§ Description of the task
Go through the entries below and write each one out exactly.

Data records:
════════════════

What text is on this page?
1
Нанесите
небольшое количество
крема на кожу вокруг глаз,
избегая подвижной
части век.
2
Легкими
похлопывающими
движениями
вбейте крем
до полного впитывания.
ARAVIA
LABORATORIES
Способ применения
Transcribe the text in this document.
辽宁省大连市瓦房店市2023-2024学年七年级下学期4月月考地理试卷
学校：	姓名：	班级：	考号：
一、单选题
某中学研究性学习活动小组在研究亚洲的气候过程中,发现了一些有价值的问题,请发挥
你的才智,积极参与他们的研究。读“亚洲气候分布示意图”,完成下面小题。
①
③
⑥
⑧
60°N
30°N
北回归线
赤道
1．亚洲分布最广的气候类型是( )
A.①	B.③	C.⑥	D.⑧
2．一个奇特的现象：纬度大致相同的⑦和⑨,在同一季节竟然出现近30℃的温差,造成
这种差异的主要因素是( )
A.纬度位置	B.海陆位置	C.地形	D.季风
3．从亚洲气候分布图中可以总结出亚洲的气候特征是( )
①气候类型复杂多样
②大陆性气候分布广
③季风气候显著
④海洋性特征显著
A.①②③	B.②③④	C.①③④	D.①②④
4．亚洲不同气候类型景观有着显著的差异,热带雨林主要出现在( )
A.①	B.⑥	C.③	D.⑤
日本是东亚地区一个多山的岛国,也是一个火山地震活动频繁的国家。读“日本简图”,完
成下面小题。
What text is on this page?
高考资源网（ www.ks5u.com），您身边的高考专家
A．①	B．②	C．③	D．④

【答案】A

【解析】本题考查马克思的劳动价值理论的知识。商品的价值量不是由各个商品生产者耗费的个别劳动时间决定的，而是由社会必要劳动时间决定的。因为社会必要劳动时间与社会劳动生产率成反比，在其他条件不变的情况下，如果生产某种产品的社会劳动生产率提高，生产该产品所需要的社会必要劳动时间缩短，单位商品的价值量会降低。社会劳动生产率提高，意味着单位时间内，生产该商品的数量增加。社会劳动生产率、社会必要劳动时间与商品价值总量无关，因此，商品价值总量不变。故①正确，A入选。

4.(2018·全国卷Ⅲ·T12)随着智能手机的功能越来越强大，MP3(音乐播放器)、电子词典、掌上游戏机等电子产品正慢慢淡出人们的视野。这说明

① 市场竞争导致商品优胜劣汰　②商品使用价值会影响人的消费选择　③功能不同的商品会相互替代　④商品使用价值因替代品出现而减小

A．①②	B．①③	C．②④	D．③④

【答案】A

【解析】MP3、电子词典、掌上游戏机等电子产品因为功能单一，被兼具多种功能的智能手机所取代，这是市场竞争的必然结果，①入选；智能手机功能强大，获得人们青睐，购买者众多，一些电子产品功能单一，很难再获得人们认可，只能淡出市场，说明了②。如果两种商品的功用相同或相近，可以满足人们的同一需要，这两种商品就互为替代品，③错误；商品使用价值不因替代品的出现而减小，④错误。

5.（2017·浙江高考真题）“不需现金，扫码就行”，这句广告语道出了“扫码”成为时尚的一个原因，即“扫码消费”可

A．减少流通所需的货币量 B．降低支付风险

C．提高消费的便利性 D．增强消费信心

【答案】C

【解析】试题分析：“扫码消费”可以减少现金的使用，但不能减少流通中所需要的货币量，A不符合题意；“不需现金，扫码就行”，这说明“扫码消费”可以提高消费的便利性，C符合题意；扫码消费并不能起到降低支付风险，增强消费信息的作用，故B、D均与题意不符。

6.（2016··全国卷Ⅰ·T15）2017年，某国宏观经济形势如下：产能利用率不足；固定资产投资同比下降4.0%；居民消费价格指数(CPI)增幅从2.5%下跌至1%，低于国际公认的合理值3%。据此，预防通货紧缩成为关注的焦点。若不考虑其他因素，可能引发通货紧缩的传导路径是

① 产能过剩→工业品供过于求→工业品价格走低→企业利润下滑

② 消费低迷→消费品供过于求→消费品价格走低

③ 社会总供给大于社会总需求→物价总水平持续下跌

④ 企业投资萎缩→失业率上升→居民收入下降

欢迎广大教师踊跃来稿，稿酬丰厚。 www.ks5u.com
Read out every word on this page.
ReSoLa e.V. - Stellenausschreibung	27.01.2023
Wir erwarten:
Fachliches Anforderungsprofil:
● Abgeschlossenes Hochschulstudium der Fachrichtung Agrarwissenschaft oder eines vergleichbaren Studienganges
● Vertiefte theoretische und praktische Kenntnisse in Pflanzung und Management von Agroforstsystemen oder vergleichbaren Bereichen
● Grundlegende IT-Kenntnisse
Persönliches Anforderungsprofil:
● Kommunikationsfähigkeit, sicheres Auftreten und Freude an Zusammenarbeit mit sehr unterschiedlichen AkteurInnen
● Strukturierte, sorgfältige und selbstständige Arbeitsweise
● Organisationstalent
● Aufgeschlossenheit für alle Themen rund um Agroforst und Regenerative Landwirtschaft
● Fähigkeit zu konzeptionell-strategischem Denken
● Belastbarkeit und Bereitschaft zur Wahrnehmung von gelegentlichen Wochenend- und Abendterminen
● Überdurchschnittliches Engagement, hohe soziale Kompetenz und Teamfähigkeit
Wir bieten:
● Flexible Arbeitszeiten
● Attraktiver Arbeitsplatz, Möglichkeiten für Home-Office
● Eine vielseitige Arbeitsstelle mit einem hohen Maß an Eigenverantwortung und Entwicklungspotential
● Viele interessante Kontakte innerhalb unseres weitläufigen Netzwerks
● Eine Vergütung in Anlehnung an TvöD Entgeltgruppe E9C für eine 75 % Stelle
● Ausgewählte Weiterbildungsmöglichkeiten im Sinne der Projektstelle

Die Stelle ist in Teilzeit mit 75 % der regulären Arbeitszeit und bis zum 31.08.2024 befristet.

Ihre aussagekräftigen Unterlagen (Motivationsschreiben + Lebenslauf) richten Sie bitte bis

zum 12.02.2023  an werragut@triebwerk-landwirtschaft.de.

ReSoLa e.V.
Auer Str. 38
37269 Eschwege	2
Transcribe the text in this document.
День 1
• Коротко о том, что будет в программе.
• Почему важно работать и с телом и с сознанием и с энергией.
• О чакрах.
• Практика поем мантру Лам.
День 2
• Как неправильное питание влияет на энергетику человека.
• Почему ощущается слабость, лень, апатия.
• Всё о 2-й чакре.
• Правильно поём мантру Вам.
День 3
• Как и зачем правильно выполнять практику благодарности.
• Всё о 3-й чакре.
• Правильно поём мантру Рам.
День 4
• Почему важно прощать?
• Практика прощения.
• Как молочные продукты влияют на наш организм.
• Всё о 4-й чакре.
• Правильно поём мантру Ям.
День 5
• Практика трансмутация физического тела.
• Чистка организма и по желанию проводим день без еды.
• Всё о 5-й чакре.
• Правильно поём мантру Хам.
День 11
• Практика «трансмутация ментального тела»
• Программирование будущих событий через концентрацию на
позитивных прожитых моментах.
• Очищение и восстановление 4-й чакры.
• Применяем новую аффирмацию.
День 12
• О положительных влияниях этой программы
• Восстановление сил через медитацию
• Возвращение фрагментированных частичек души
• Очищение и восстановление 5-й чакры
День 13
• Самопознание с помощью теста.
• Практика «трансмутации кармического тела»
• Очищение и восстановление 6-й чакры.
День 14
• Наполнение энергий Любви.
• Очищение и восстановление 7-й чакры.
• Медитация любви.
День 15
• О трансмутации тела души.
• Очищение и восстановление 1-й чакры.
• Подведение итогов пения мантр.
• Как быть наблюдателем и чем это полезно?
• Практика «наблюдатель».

════════════════

§ Task result
What text is on this page?
1
Нанесите
небольшое количество
крема на кожу вокруг глаз,
избегая подвижной
части век.
2
Легкими
похлопывающими
движениями
вбейте крем
до полного впитывания.
ARAVIA
LABORATORIES
Способ применения
Transcribe the text in this document.
辽宁省大连市瓦房店市2023-2024学年七年级下学期4月月考地理试卷
学校：	姓名：	班级：	考号：
一、单选题
某中学研究性学习活动小组在研究亚洲的气候过程中,发现了一些有价值的问题,请发挥
你的才智,积极参与他们的研究。读“亚洲气候分布示意图”,完成下面小题。
①
③
⑥
⑧
60°N
30°N
北回归线
赤道
1．亚洲分布最广的气候类型是( )
A.①	B.③	C.⑥	D.⑧
2．一个奇特的现象：纬度大致相同的⑦和⑨,在同一季节竟然出现近30℃的温差,造成
这种差异的主要因素是( )
A.纬度位置	B.海陆位置	C.地形	D.季风
3．从亚洲气候分布图中可以总结出亚洲的气候特征是( )
①气候类型复杂多样
②大陆性气候分布广
③季风气候显著
④海洋性特征显著
A.①②③	B.②③④	C.①③④	D.①②④
4．亚洲不同气候类型景观有着显著的差异,热带雨林主要出现在( )
A.①	B.⑥	C.③	D.⑤
日本是东亚地区一个多山的岛国,也是一个火山地震活动频繁的国家。读“日本简图”,完
成下面小题。
What text is on this page?
高考资源网（ www.ks5u.com），您身边的高考专家
A．①	B．②	C．③	D．④

【答案】A

【解析】本题考查马克思的劳动价值理论的知识。商品的价值量不是由各个商品生产者耗费的个别劳动时间决定的，而是由社会必要劳动时间决定的。因为社会必要劳动时间与社会劳动生产率成反比，在其他条件不变的情况下，如果生产某种产品的社会劳动生产率提高，生产该产品所需要的社会必要劳动时间缩短，单位商品的价值量会降低。社会劳动生产率提高，意味着单位时间内，生产该商品的数量增加。社会劳动生产率、社会必要劳动时间与商品价值总量无关，因此，商品价值总量不变。故①正确，A入选。

4.(2018·全国卷Ⅲ·T12)随着智能手机的功能越来越强大，MP3(音乐播放器)、电子词典、掌上游戏机等电子产品正慢慢淡出人们的视野。这说明

① 市场竞争导致商品优胜劣汰　②商品使用价值会影响人的消费选择　③功能不同的商品会相互替代　④商品使用价值因替代品出现而减小

A．①②	B．①③	C．②④	D．③④

【答案】A

【解析】MP3、电子词典、掌上游戏机等电子产品因为功能单一，被兼具多种功能的智能手机所取代，这是市场竞争的必然结果，①入选；智能手机功能强大，获得人们青睐，购买者众多，一些电子产品功能单一，很难再获得人们认可，只能淡出市场，说明了②。如果两种商品的功用相同或相近，可以满足人们的同一需要，这两种商品就互为替代品，③错误；商品使用价值不因替代品的出现而减小，④错误。

5.（2017·浙江高考真题）“不需现金，扫码就行”，这句广告语道出了“扫码”成为时尚的一个原因，即“扫码消费”可

A．减少流通所需的货币量 B．降低支付风险

C．提高消费的便利性 D．增强消费信心

【答案】C

【解析】试题分析：“扫码消费”可以减少现金的使用，但不能减少流通中所需要的货币量，A不符合题意；“不需现金，扫码就行”，这说明“扫码消费”可以提高消费的便利性，C符合题意；扫码消费并不能起到降低支付风险，增强消费信息的作用，故B、D均与题意不符。

6.（2016··全国卷Ⅰ·T15）2017年，某国宏观经济形势如下：产能利用率不足；固定资产投资同比下降4.0%；居民消费价格指数(CPI)增幅从2.5%下跌至1%，低于国际公认的合理值3%。据此，预防通货紧缩成为关注的焦点。若不考虑其他因素，可能引发通货紧缩的传导路径是

① 产能过剩→工业品供过于求→工业品价格走低→企业利润下滑

② 消费低迷→消费品供过于求→消费品价格走低

③ 社会总供给大于社会总需求→物价总水平持续下跌

④ 企业投资萎缩→失业率上升→居民收入下降

欢迎广大教师踊跃来稿，稿酬丰厚。 www.ks5u.com
Read out every word on this page.
ReSoLa e.V. - Stellenausschreibung	27.01.2023
Wir erwarten:
Fachliches Anforderungsprofil:
● Abgeschlossenes Hochschulstudium der Fachrichtung Agrarwissenschaft oder eines vergleichbaren Studienganges
● Vertiefte theoretische und praktische Kenntnisse in Pflanzung und Management von Agroforstsystemen oder vergleichbaren Bereichen
● Grundlegende IT-Kenntnisse
Persönliches Anforderungsprofil:
● Kommunikationsfähigkeit, sicheres Auftreten und Freude an Zusammenarbeit mit sehr unterschiedlichen AkteurInnen
● Strukturierte, sorgfältige und selbstständige Arbeitsweise
● Organisationstalent
● Aufgeschlossenheit für alle Themen rund um Agroforst und Regenerative Landwirtschaft
● Fähigkeit zu konzeptionell-strategischem Denken
● Belastbarkeit und Bereitschaft zur Wahrnehmung von gelegentlichen Wochenend- und Abendterminen
● Überdurchschnittliches Engagement, hohe soziale Kompetenz und Teamfähigkeit
Wir bieten:
● Flexible Arbeitszeiten
● Attraktiver Arbeitsplatz, Möglichkeiten für Home-Office
● Eine vielseitige Arbeitsstelle mit einem hohen Maß an Eigenverantwortung und Entwicklungspotential
● Viele interessante Kontakte innerhalb unseres weitläufigen Netzwerks
● Eine Vergütung in Anlehnung an TvöD Entgeltgruppe E9C für eine 75 % Stelle
● Ausgewählte Weiterbildungsmöglichkeiten im Sinne der Projektstelle

Die Stelle ist in Teilzeit mit 75 % der regulären Arbeitszeit und bis zum 31.08.2024 befristet.

Ihre aussagekräftigen Unterlagen (Motivationsschreiben + Lebenslauf) richten Sie bitte bis

zum 12.02.2023  an werragut@triebwerk-landwirtschaft.de.

ReSoLa e.V.
Auer Str. 38
37269 Eschwege	2
Transcribe the text in this document.
День 1
• Коротко о том, что будет в программе.
• Почему важно работать и с телом и с сознанием и с энергией.
• О чакрах.
• Практика поем мантру Лам.
День 2
• Как неправильное питание влияет на энергетику человека.
• Почему ощущается слабость, лень, апатия.
• Всё о 2-й чакре.
• Правильно поём мантру Вам.
День 3
• Как и зачем правильно выполнять практику благодарности.
• Всё о 3-й чакре.
• Правильно поём мантру Рам.
День 4
• Почему важно прощать?
• Практика прощения.
• Как молочные продукты влияют на наш организм.
• Всё о 4-й чакре.
• Правильно поём мантру Ям.
День 5
• Практика трансмутация физического тела.
• Чистка организма и по желанию проводим день без еды.
• Всё о 5-й чакре.
• Правильно поём мантру Хам.
День 11
• Практика «трансмутация ментального тела»
• Программирование будущих событий через концентрацию на
позитивных прожитых моментах.
• Очищение и восстановление 4-й чакры.
• Применяем новую аффирмацию.
День 12
• О положительных влияниях этой программы
• Восстановление сил через медитацию
• Возвращение фрагментированных частичек души
• Очищение и восстановление 5-й чакры
День 13
• Самопознание с помощью теста.
• Практика «трансмутации кармического тела»
• Очищение и восстановление 6-й чакры.
День 14
• Наполнение энергий Любви.
• Очищение и восстановление 7-й чакры.
• Медитация любви.
День 15
• О трансмутации тела души.
• Очищение и восстановление 1-й чакры.
• Подведение итогов пения мантр.
• Как быть наблюдателем и чем это полезно?
• Практика «наблюдатель».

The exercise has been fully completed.